Data items:
..............................
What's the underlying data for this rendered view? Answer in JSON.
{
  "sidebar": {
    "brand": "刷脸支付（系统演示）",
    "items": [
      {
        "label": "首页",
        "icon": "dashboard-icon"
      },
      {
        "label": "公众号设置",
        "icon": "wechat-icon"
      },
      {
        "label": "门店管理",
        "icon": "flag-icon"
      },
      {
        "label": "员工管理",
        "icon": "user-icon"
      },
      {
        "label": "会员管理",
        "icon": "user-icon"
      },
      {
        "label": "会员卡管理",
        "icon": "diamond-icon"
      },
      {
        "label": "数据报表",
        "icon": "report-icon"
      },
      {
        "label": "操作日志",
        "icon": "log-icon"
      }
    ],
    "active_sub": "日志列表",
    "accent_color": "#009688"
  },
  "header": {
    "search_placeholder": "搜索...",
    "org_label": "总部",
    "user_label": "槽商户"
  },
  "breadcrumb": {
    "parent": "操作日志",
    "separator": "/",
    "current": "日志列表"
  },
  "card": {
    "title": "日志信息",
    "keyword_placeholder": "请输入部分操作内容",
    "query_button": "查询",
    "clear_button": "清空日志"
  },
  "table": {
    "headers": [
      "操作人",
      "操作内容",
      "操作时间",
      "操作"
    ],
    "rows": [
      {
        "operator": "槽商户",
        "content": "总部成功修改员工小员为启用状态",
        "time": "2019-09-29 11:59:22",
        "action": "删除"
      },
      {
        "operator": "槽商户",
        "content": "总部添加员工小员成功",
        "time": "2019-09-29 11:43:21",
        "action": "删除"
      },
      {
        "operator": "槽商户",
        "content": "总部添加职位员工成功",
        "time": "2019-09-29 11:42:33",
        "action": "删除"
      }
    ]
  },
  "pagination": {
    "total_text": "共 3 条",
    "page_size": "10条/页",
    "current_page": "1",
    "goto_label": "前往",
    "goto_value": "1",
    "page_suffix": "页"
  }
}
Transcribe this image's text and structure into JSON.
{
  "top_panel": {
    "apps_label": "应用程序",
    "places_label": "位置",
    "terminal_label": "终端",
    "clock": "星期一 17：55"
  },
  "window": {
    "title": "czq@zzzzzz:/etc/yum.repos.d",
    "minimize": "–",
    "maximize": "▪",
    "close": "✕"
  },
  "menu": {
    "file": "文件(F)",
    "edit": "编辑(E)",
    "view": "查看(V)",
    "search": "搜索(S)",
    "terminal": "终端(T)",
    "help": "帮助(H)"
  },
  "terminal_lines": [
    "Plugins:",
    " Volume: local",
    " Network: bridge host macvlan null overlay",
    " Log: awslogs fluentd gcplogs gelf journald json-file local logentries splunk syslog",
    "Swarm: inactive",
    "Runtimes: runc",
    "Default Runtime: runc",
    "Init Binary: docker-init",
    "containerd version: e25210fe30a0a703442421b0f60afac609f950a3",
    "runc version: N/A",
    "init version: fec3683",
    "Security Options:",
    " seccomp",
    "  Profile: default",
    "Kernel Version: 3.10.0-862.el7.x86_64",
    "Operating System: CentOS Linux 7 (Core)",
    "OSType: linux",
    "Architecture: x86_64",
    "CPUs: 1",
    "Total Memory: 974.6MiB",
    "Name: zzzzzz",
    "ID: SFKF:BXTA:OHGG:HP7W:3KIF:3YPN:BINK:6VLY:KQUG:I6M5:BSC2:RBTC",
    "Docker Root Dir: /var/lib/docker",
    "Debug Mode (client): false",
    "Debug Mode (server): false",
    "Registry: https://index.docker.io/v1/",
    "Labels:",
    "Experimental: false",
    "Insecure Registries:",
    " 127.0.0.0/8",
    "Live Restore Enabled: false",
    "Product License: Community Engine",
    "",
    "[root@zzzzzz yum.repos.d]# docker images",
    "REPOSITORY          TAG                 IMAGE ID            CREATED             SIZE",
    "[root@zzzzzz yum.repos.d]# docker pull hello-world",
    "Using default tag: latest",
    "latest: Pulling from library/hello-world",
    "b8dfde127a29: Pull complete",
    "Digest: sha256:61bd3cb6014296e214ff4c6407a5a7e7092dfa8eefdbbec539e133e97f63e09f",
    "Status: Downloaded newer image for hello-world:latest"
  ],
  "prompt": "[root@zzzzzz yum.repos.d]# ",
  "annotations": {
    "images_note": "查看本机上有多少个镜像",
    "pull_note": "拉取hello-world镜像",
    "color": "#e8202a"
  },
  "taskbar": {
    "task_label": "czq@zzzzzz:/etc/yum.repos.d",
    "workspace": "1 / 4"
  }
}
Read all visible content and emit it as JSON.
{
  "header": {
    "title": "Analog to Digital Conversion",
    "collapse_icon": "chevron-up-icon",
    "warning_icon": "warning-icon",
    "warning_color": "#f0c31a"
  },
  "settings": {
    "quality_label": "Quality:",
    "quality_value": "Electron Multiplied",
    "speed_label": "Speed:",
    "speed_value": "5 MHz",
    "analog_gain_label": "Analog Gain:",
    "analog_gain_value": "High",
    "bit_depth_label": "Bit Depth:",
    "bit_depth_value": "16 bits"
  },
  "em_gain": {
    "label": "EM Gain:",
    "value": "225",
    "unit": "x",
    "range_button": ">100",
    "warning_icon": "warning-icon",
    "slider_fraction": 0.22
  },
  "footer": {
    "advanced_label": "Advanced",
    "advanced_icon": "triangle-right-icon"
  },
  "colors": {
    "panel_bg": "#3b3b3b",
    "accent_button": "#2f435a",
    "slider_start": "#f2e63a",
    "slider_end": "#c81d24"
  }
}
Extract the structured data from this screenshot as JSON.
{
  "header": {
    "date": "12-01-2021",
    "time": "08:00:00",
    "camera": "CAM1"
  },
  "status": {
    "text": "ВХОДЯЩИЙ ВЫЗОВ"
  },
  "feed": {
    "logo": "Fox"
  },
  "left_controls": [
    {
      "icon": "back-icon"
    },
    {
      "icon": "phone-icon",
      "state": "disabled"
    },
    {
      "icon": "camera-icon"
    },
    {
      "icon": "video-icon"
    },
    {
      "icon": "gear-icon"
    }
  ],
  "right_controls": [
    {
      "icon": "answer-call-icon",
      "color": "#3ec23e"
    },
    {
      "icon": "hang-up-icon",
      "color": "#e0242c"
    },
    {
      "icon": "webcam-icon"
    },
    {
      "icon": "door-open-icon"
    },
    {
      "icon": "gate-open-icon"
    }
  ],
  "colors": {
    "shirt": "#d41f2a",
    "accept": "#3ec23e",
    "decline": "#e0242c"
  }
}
..............................
> _WRITTEN PROBLEM_
Recopy the entries above exactly, with every line included.

> _REPLY_
What's the underlying data for this rendered view? Answer in JSON.
{
  "sidebar": {
    "brand": "刷脸支付（系统演示）",
    "items": [
      {
        "label": "首页",
        "icon": "dashboard-icon"
      },
      {
        "label": "公众号设置",
        "icon": "wechat-icon"
      },
      {
        "label": "门店管理",
        "icon": "flag-icon"
      },
      {
        "label": "员工管理",
        "icon": "user-icon"
      },
      {
        "label": "会员管理",
        "icon": "user-icon"
      },
      {
        "label": "会员卡管理",
        "icon": "diamond-icon"
      },
      {
        "label": "数据报表",
        "icon": "report-icon"
      },
      {
        "label": "操作日志",
        "icon": "log-icon"
      }
    ],
    "active_sub": "日志列表",
    "accent_color": "#009688"
  },
  "header": {
    "search_placeholder": "搜索...",
    "org_label": "总部",
    "user_label": "槽商户"
  },
  "breadcrumb": {
    "parent": "操作日志",
    "separator": "/",
    "current": "日志列表"
  },
  "card": {
    "title": "日志信息",
    "keyword_placeholder": "请输入部分操作内容",
    "query_button": "查询",
    "clear_button": "清空日志"
  },
  "table": {
    "headers": [
      "操作人",
      "操作内容",
      "操作时间",
      "操作"
    ],
    "rows": [
      {
        "operator": "槽商户",
        "content": "总部成功修改员工小员为启用状态",
        "time": "2019-09-29 11:59:22",
        "action": "删除"
      },
      {
        "operator": "槽商户",
        "content": "总部添加员工小员成功",
        "time": "2019-09-29 11:43:21",
        "action": "删除"
      },
      {
        "operator": "槽商户",
        "content": "总部添加职位员工成功",
        "time": "2019-09-29 11:42:33",
        "action": "删除"
      }
    ]
  },
  "pagination": {
    "total_text": "共 3 条",
    "page_size": "10条/页",
    "current_page": "1",
    "goto_label": "前往",
    "goto_value": "1",
    "page_suffix": "页"
  }
}
Transcribe this image's text and structure into JSON.
{
  "top_panel": {
    "apps_label": "应用程序",
    "places_label": "位置",
    "terminal_label": "终端",
    "clock": "星期一 17：55"
  },
  "window": {
    "title": "czq@zzzzzz:/etc/yum.repos.d",
    "minimize": "–",
    "maximize": "▪",
    "close": "✕"
  },
  "menu": {
    "file": "文件(F)",
    "edit": "编辑(E)",
    "view": "查看(V)",
    "search": "搜索(S)",
    "terminal": "终端(T)",
    "help": "帮助(H)"
  },
  "terminal_lines": [
    "Plugins:",
    " Volume: local",
    " Network: bridge host macvlan null overlay",
    " Log: awslogs fluentd gcplogs gelf journald json-file local logentries splunk syslog",
    "Swarm: inactive",
    "Runtimes: runc",
    "Default Runtime: runc",
    "Init Binary: docker-init",
    "containerd version: e25210fe30a0a703442421b0f60afac609f950a3",
    "runc version: N/A",
    "init version: fec3683",
    "Security Options:",
    " seccomp",
    "  Profile: default",
    "Kernel Version: 3.10.0-862.el7.x86_64",
    "Operating System: CentOS Linux 7 (Core)",
    "OSType: linux",
    "Architecture: x86_64",
    "CPUs: 1",
    "Total Memory: 974.6MiB",
    "Name: zzzzzz",
    "ID: SFKF:BXTA:OHGG:HP7W:3KIF:3YPN:BINK:6VLY:KQUG:I6M5:BSC2:RBTC",
    "Docker Root Dir: /var/lib/docker",
    "Debug Mode (client): false",
    "Debug Mode (server): false",
    "Registry: https://index.docker.io/v1/",
    "Labels:",
    "Experimental: false",
    "Insecure Registries:",
    " 127.0.0.0/8",
    "Live Restore Enabled: false",
    "Product License: Community Engine",
    "",
    "[root@zzzzzz yum.repos.d]# docker images",
    "REPOSITORY          TAG                 IMAGE ID            CREATED             SIZE",
    "[root@zzzzzz yum.repos.d]# docker pull hello-world",
    "Using default tag: latest",
    "latest: Pulling from library/hello-world",
    "b8dfde127a29: Pull complete",
    "Digest: sha256:61bd3cb6014296e214ff4c6407a5a7e7092dfa8eefdbbec539e133e97f63e09f",
    "Status: Downloaded newer image for hello-world:latest"
  ],
  "prompt": "[root@zzzzzz yum.repos.d]# ",
  "annotations": {
    "images_note": "查看本机上有多少个镜像",
    "pull_note": "拉取hello-world镜像",
    "color": "#e8202a"
  },
  "taskbar": {
    "task_label": "czq@zzzzzz:/etc/yum.repos.d",
    "workspace": "1 / 4"
  }
}
Read all visible content and emit it as JSON.
{
  "header": {
    "title": "Analog to Digital Conversion",
    "collapse_icon": "chevron-up-icon",
    "warning_icon": "warning-icon",
    "warning_color": "#f0c31a"
  },
  "settings": {
    "quality_label": "Quality:",
    "quality_value": "Electron Multiplied",
    "speed_label": "Speed:",
    "speed_value": "5 MHz",
    "analog_gain_label": "Analog Gain:",
    "analog_gain_value": "High",
    "bit_depth_label": "Bit Depth:",
    "bit_depth_value": "16 bits"
  },
  "em_gain": {
    "label": "EM Gain:",
    "value": "225",
    "unit": "x",
    "range_button": ">100",
    "warning_icon": "warning-icon",
    "slider_fraction": 0.22
  },
  "footer": {
    "advanced_label": "Advanced",
    "advanced_icon": "triangle-right-icon"
  },
  "colors": {
    "panel_bg": "#3b3b3b",
    "accent_button": "#2f435a",
    "slider_start": "#f2e63a",
    "slider_end": "#c81d24"
  }
}
Extract the structured data from this screenshot as JSON.
{
  "header": {
    "date": "12-01-2021",
    "time": "08:00:00",
    "camera": "CAM1"
  },
  "status": {
    "text": "ВХОДЯЩИЙ ВЫЗОВ"
  },
  "feed": {
    "logo": "Fox"
  },
  "left_controls": [
    {
      "icon": "back-icon"
    },
    {
      "icon": "phone-icon",
      "state": "disabled"
    },
    {
      "icon": "camera-icon"
    },
    {
      "icon": "video-icon"
    },
    {
      "icon": "gear-icon"
    }
  ],
  "right_controls": [
    {
      "icon": "answer-call-icon",
      "color": "#3ec23e"
    },
    {
      "icon": "hang-up-icon",
      "color": "#e0242c"
    },
    {
      "icon": "webcam-icon"
    },
    {
      "icon": "door-open-icon"
    },
    {
      "icon": "gate-open-icon"
    }
  ],
  "colors": {
    "shirt": "#d41f2a",
    "accept": "#3ec23e",
    "decline": "#e0242c"
  }
}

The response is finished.